-- begin Dataset content --

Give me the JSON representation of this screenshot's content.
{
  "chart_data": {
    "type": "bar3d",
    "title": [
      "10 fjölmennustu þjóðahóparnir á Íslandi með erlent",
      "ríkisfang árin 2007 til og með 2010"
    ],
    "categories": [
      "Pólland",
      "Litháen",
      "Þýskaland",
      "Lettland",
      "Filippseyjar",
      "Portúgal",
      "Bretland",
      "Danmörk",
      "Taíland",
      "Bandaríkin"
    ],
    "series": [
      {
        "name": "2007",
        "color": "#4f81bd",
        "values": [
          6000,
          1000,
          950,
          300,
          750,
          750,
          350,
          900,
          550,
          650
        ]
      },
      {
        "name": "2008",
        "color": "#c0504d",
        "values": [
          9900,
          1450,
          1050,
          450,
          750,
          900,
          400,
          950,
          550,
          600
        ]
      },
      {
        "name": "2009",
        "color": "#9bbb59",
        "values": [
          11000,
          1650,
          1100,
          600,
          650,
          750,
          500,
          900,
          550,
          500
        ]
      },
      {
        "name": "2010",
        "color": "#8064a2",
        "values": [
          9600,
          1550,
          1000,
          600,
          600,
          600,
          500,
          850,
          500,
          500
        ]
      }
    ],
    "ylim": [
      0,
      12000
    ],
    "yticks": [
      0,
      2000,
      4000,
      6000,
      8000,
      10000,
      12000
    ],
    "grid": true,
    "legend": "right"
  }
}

-- end Dataset content --
-- begin Dataset content --

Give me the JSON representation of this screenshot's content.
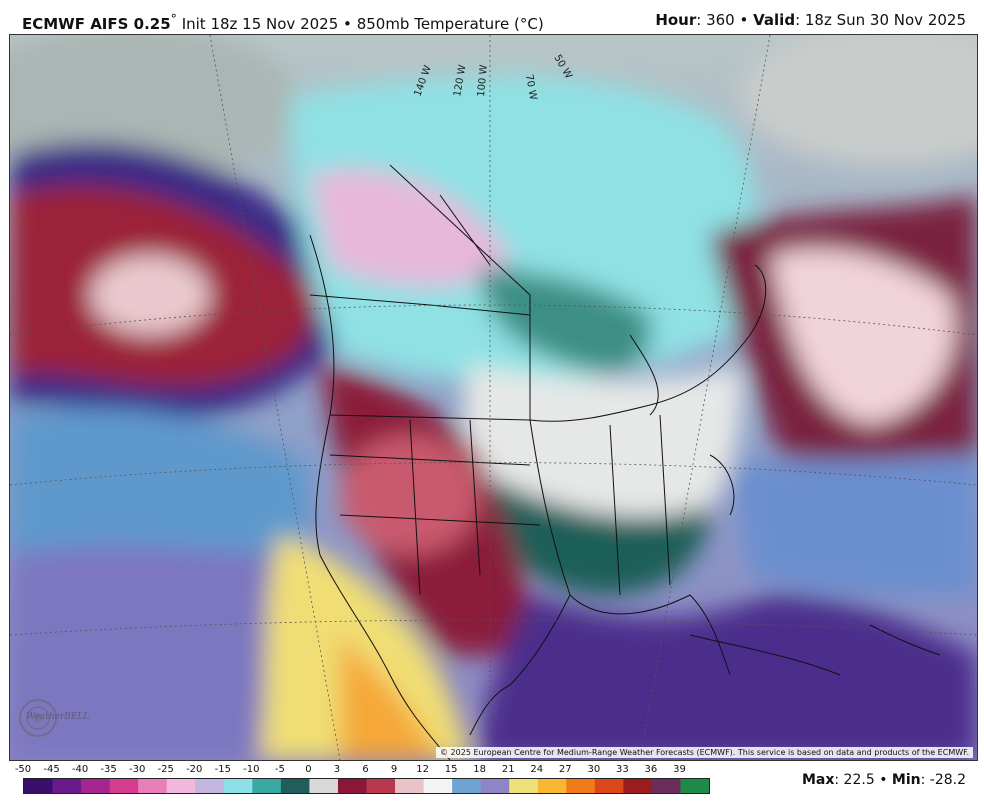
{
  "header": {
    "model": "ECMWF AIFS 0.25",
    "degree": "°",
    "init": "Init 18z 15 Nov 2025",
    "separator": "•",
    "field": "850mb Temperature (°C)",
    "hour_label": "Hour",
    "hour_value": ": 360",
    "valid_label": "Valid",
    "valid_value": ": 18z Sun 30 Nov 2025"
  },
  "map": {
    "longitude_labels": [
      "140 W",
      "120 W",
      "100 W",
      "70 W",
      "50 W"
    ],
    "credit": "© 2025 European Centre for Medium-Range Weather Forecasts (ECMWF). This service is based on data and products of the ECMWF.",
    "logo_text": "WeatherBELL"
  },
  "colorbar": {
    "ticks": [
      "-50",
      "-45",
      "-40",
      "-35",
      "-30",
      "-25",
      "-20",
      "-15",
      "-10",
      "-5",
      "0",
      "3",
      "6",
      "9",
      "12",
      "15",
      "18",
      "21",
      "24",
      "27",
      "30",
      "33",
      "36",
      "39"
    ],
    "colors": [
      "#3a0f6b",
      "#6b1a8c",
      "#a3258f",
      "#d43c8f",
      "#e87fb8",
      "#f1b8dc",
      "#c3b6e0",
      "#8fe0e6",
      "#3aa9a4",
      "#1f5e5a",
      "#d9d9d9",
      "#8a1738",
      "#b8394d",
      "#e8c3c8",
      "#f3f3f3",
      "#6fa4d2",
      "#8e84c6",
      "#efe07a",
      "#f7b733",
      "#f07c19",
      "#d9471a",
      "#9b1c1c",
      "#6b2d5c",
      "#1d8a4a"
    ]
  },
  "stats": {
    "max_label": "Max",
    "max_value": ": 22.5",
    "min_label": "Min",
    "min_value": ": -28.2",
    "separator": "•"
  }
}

-- end Dataset content --

What to produce:
Tell how many lines of the material above hold "ECMWF", answering with a bare number.

Final result:
2